-- Raw records start --
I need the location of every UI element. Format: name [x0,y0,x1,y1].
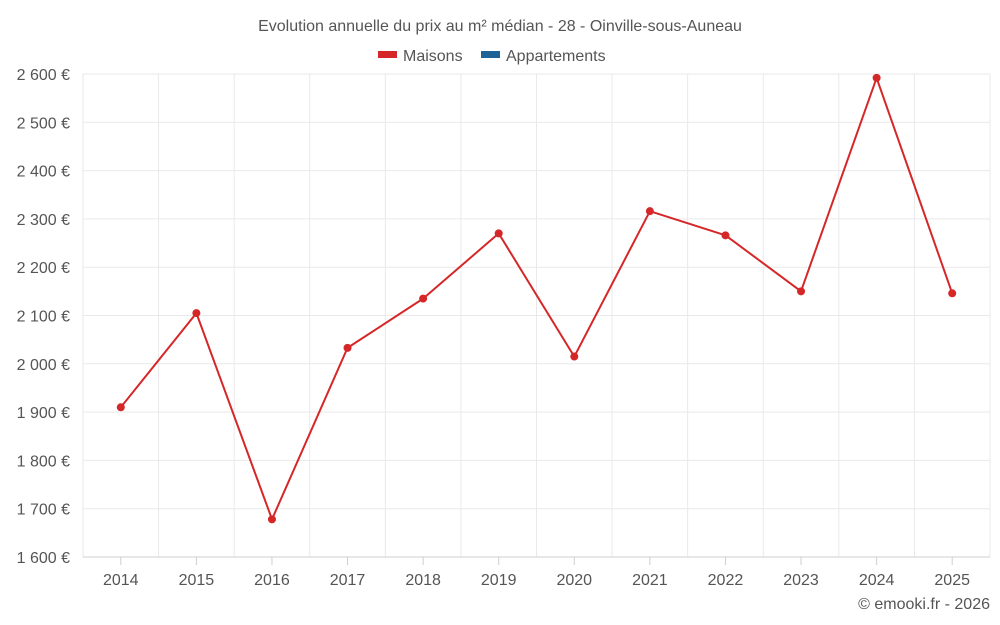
y-tick-label: 1 700 € [17,502,70,519]
legend: Maisons Appartements [378,48,606,65]
x-tick-label: 2015 [179,572,215,589]
x-tick-label: 2018 [405,572,441,589]
x-tick-label: 2014 [103,572,139,589]
data-point-2019[interactable] [494,229,503,238]
y-tick-label: 2 300 € [17,212,70,229]
y-tick-label: 1 600 € [17,550,70,567]
data-point-2023[interactable] [797,287,806,296]
x-tick-label: 2025 [934,572,970,589]
chart-title: Evolution annuelle du prix au m² médian … [258,18,742,35]
legend-swatch-maisons [378,51,397,58]
data-point-2021[interactable] [645,207,654,216]
series-maisons [116,73,957,524]
x-tick-label: 2021 [632,572,668,589]
y-tick-label: 2 400 € [17,164,70,181]
data-point-2017[interactable] [343,343,352,352]
y-axis: 1 600 € 1 700 € 1 800 € 1 900 € 2 000 € 2 100… [17,67,70,567]
x-tick-label: 2024 [859,572,895,589]
data-point-2018[interactable] [419,294,428,303]
data-point-2020[interactable] [570,352,579,361]
legend-swatch-appartements [481,51,500,58]
x-axis: 2014 2015 2016 2017 2018 2019 2020 2021 2022 2023… [83,556,990,589]
data-point-2015[interactable] [192,309,201,318]
x-tick-label: 2017 [330,572,366,589]
grid [82,73,991,558]
y-tick-label: 2 500 € [17,115,70,132]
data-point-2016[interactable] [267,515,276,524]
y-tick-label: 2 100 € [17,309,70,326]
y-tick-label: 2 000 € [17,357,70,374]
credit-text: © emooki.fr - 2026 [858,596,990,613]
data-point-2025[interactable] [948,289,957,298]
series-line-maisons [120,76,954,521]
y-tick-label: 1 800 € [17,453,70,470]
legend-label-maisons[interactable]: Maisons [403,48,463,65]
data-point-2022[interactable] [721,231,730,240]
x-tick-label: 2022 [708,572,744,589]
x-tick-label: 2016 [254,572,290,589]
data-point-2024[interactable] [872,73,881,82]
x-tick-label: 2019 [481,572,517,589]
legend-label-appartements[interactable]: Appartements [506,48,606,65]
y-tick-label: 2 600 € [17,67,70,84]
x-tick-label: 2020 [556,572,592,589]
x-tick-label: 2023 [783,572,819,589]
y-tick-label: 1 900 € [17,405,70,422]
y-tick-label: 2 200 € [17,260,70,277]
data-point-2014[interactable] [116,403,125,412]
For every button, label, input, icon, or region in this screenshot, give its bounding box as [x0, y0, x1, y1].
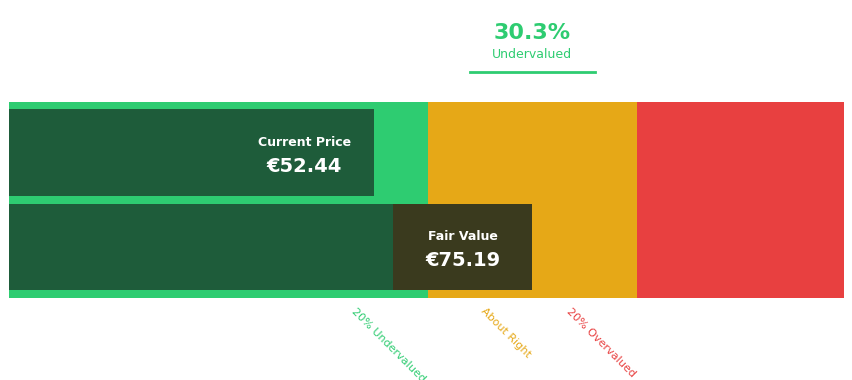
Text: 20% Undervalued: 20% Undervalued: [349, 306, 427, 380]
Bar: [427, 101, 636, 298]
Bar: [9, 204, 532, 290]
Text: About Right: About Right: [478, 306, 532, 359]
Text: 20% Overvalued: 20% Overvalued: [564, 306, 636, 379]
Bar: [636, 101, 843, 298]
Bar: [9, 101, 427, 298]
Text: Current Price: Current Price: [257, 136, 350, 149]
Bar: [393, 204, 532, 290]
Bar: [9, 109, 373, 196]
Text: Fair Value: Fair Value: [427, 230, 497, 243]
Text: 30.3%: 30.3%: [493, 23, 570, 43]
Text: €52.44: €52.44: [266, 157, 342, 176]
Bar: [234, 109, 373, 196]
Text: €75.19: €75.19: [424, 251, 499, 270]
Text: Undervalued: Undervalued: [492, 48, 572, 61]
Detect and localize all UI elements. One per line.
-- Raw records end --
→ Problem to solve: Can you copy out every line above word for word, with the pictures left out?

→ Exercise output:
I need the location of every UI element. Format: name [x0,y0,x1,y1].
y-tick-label: 1 700 € [17,502,70,519]
legend: Maisons Appartements [378,48,606,65]
x-tick-label: 2015 [179,572,215,589]
x-tick-label: 2018 [405,572,441,589]
x-tick-label: 2014 [103,572,139,589]
data-point-2019[interactable] [494,229,503,238]
y-tick-label: 2 300 € [17,212,70,229]
y-tick-label: 1 600 € [17,550,70,567]
data-point-2023[interactable] [797,287,806,296]
x-tick-label: 2025 [934,572,970,589]
chart-title: Evolution annuelle du prix au m² médian … [258,18,742,35]
legend-swatch-maisons [378,51,397,58]
data-point-2021[interactable] [645,207,654,216]
series-maisons [116,73,957,524]
x-tick-label: 2021 [632,572,668,589]
y-tick-label: 2 400 € [17,164,70,181]
data-point-2017[interactable] [343,343,352,352]
y-axis: 1 600 € 1 700 € 1 800 € 1 900 € 2 000 € 2 100… [17,67,70,567]
x-tick-label: 2024 [859,572,895,589]
data-point-2018[interactable] [419,294,428,303]
data-point-2020[interactable] [570,352,579,361]
legend-swatch-appartements [481,51,500,58]
x-axis: 2014 2015 2016 2017 2018 2019 2020 2021 2022 2023… [83,556,990,589]
data-point-2015[interactable] [192,309,201,318]
x-tick-label: 2017 [330,572,366,589]
grid [82,73,991,558]
y-tick-label: 2 500 € [17,115,70,132]
data-point-2016[interactable] [267,515,276,524]
y-tick-label: 2 100 € [17,309,70,326]
y-tick-label: 2 000 € [17,357,70,374]
credit-text: © emooki.fr - 2026 [858,596,990,613]
data-point-2025[interactable] [948,289,957,298]
series-line-maisons [120,76,954,521]
y-tick-label: 1 800 € [17,453,70,470]
legend-label-maisons[interactable]: Maisons [403,48,463,65]
data-point-2022[interactable] [721,231,730,240]
x-tick-label: 2022 [708,572,744,589]
x-tick-label: 2016 [254,572,290,589]
data-point-2024[interactable] [872,73,881,82]
x-tick-label: 2019 [481,572,517,589]
legend-label-appartements[interactable]: Appartements [506,48,606,65]
y-tick-label: 2 600 € [17,67,70,84]
x-tick-label: 2020 [556,572,592,589]
x-tick-label: 2023 [783,572,819,589]
y-tick-label: 1 900 € [17,405,70,422]
y-tick-label: 2 200 € [17,260,70,277]
data-point-2014[interactable] [116,403,125,412]
For every button, label, input, icon, or region in this screenshot, give its bounding box as [x0, y0, x1, y1].
Text: 20% Undervalued: 20% Undervalued: [349, 306, 427, 380]
Bar: [427, 101, 636, 298]
Bar: [9, 204, 532, 290]
Text: About Right: About Right: [478, 306, 532, 359]
Text: 20% Overvalued: 20% Overvalued: [564, 306, 636, 379]
Bar: [636, 101, 843, 298]
Bar: [9, 101, 427, 298]
Text: Current Price: Current Price: [257, 136, 350, 149]
Bar: [393, 204, 532, 290]
Bar: [9, 109, 373, 196]
Text: Fair Value: Fair Value: [427, 230, 497, 243]
Text: 30.3%: 30.3%: [493, 23, 570, 43]
Text: €52.44: €52.44: [266, 157, 342, 176]
Bar: [234, 109, 373, 196]
Text: €75.19: €75.19: [424, 251, 499, 270]
Text: Undervalued: Undervalued: [492, 48, 572, 61]
Detect and localize all UI elements. One per line.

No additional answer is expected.